**Goal of the exercise:** Give back the entire listing verbatim.

**Stored data entries:**
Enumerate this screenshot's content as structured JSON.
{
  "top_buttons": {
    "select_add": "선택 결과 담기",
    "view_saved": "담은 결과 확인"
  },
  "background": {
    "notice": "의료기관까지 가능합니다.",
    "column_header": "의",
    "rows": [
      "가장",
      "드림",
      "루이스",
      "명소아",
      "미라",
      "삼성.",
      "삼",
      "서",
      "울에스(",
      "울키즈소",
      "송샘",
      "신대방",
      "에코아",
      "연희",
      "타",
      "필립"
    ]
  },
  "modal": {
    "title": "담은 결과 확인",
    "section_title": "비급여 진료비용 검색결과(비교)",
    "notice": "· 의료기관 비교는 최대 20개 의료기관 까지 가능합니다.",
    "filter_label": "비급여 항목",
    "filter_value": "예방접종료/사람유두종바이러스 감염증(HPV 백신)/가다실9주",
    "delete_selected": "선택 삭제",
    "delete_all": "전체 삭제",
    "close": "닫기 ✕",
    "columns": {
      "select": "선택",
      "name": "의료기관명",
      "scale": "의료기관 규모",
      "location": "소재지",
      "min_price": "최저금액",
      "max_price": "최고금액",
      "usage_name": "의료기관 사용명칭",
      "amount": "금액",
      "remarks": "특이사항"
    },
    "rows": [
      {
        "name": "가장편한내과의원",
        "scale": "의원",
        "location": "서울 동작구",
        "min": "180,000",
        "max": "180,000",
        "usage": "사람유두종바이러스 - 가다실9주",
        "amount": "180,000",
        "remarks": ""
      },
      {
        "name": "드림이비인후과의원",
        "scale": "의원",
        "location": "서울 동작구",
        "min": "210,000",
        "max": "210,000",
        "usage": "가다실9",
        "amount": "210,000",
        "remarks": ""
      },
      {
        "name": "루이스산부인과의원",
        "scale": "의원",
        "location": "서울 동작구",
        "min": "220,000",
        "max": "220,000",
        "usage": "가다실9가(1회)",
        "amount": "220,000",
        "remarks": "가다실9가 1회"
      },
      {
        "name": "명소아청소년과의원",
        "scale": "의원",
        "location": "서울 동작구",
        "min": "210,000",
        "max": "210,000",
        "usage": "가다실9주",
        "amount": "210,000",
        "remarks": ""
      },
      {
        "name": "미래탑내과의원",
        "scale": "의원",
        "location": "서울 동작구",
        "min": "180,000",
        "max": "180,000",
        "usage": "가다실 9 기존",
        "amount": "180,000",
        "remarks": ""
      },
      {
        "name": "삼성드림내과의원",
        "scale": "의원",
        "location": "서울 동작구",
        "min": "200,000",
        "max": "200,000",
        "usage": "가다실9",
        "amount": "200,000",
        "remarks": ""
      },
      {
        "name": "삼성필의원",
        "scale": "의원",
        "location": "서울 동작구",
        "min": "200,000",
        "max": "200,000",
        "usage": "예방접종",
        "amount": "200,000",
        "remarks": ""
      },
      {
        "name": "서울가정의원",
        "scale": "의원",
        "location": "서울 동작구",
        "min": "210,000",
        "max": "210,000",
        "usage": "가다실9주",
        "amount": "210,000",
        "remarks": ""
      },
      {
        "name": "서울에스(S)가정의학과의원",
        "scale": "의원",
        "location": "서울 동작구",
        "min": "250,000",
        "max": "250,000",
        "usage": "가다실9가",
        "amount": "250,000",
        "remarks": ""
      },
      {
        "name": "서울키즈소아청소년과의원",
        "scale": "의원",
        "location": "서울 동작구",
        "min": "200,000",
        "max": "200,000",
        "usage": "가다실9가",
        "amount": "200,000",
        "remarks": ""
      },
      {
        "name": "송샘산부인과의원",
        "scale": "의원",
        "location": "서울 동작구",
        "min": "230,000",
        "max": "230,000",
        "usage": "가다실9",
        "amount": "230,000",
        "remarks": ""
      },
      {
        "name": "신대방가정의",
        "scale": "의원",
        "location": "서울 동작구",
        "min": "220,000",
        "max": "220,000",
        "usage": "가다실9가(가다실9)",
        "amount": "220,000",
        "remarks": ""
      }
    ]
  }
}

**Solution for this task:**
Enumerate this screenshot's content as structured JSON.
{
  "top_buttons": {
    "select_add": "선택 결과 담기",
    "view_saved": "담은 결과 확인"
  },
  "background": {
    "notice": "의료기관까지 가능합니다.",
    "column_header": "의",
    "rows": [
      "가장",
      "드림",
      "루이스",
      "명소아",
      "미라",
      "삼성.",
      "삼",
      "서",
      "울에스(",
      "울키즈소",
      "송샘",
      "신대방",
      "에코아",
      "연희",
      "타",
      "필립"
    ]
  },
  "modal": {
    "title": "담은 결과 확인",
    "section_title": "비급여 진료비용 검색결과(비교)",
    "notice": "· 의료기관 비교는 최대 20개 의료기관 까지 가능합니다.",
    "filter_label": "비급여 항목",
    "filter_value": "예방접종료/사람유두종바이러스 감염증(HPV 백신)/가다실9주",
    "delete_selected": "선택 삭제",
    "delete_all": "전체 삭제",
    "close": "닫기 ✕",
    "columns": {
      "select": "선택",
      "name": "의료기관명",
      "scale": "의료기관 규모",
      "location": "소재지",
      "min_price": "최저금액",
      "max_price": "최고금액",
      "usage_name": "의료기관 사용명칭",
      "amount": "금액",
      "remarks": "특이사항"
    },
    "rows": [
      {
        "name": "가장편한내과의원",
        "scale": "의원",
        "location": "서울 동작구",
        "min": "180,000",
        "max": "180,000",
        "usage": "사람유두종바이러스 - 가다실9주",
        "amount": "180,000",
        "remarks": ""
      },
      {
        "name": "드림이비인후과의원",
        "scale": "의원",
        "location": "서울 동작구",
        "min": "210,000",
        "max": "210,000",
        "usage": "가다실9",
        "amount": "210,000",
        "remarks": ""
      },
      {
        "name": "루이스산부인과의원",
        "scale": "의원",
        "location": "서울 동작구",
        "min": "220,000",
        "max": "220,000",
        "usage": "가다실9가(1회)",
        "amount": "220,000",
        "remarks": "가다실9가 1회"
      },
      {
        "name": "명소아청소년과의원",
        "scale": "의원",
        "location": "서울 동작구",
        "min": "210,000",
        "max": "210,000",
        "usage": "가다실9주",
        "amount": "210,000",
        "remarks": ""
      },
      {
        "name": "미래탑내과의원",
        "scale": "의원",
        "location": "서울 동작구",
        "min": "180,000",
        "max": "180,000",
        "usage": "가다실 9 기존",
        "amount": "180,000",
        "remarks": ""
      },
      {
        "name": "삼성드림내과의원",
        "scale": "의원",
        "location": "서울 동작구",
        "min": "200,000",
        "max": "200,000",
        "usage": "가다실9",
        "amount": "200,000",
        "remarks": ""
      },
      {
        "name": "삼성필의원",
        "scale": "의원",
        "location": "서울 동작구",
        "min": "200,000",
        "max": "200,000",
        "usage": "예방접종",
        "amount": "200,000",
        "remarks": ""
      },
      {
        "name": "서울가정의원",
        "scale": "의원",
        "location": "서울 동작구",
        "min": "210,000",
        "max": "210,000",
        "usage": "가다실9주",
        "amount": "210,000",
        "remarks": ""
      },
      {
        "name": "서울에스(S)가정의학과의원",
        "scale": "의원",
        "location": "서울 동작구",
        "min": "250,000",
        "max": "250,000",
        "usage": "가다실9가",
        "amount": "250,000",
        "remarks": ""
      },
      {
        "name": "서울키즈소아청소년과의원",
        "scale": "의원",
        "location": "서울 동작구",
        "min": "200,000",
        "max": "200,000",
        "usage": "가다실9가",
        "amount": "200,000",
        "remarks": ""
      },
      {
        "name": "송샘산부인과의원",
        "scale": "의원",
        "location": "서울 동작구",
        "min": "230,000",
        "max": "230,000",
        "usage": "가다실9",
        "amount": "230,000",
        "remarks": ""
      },
      {
        "name": "신대방가정의",
        "scale": "의원",
        "location": "서울 동작구",
        "min": "220,000",
        "max": "220,000",
        "usage": "가다실9가(가다실9)",
        "amount": "220,000",
        "remarks": ""
      }
    ]
  }
}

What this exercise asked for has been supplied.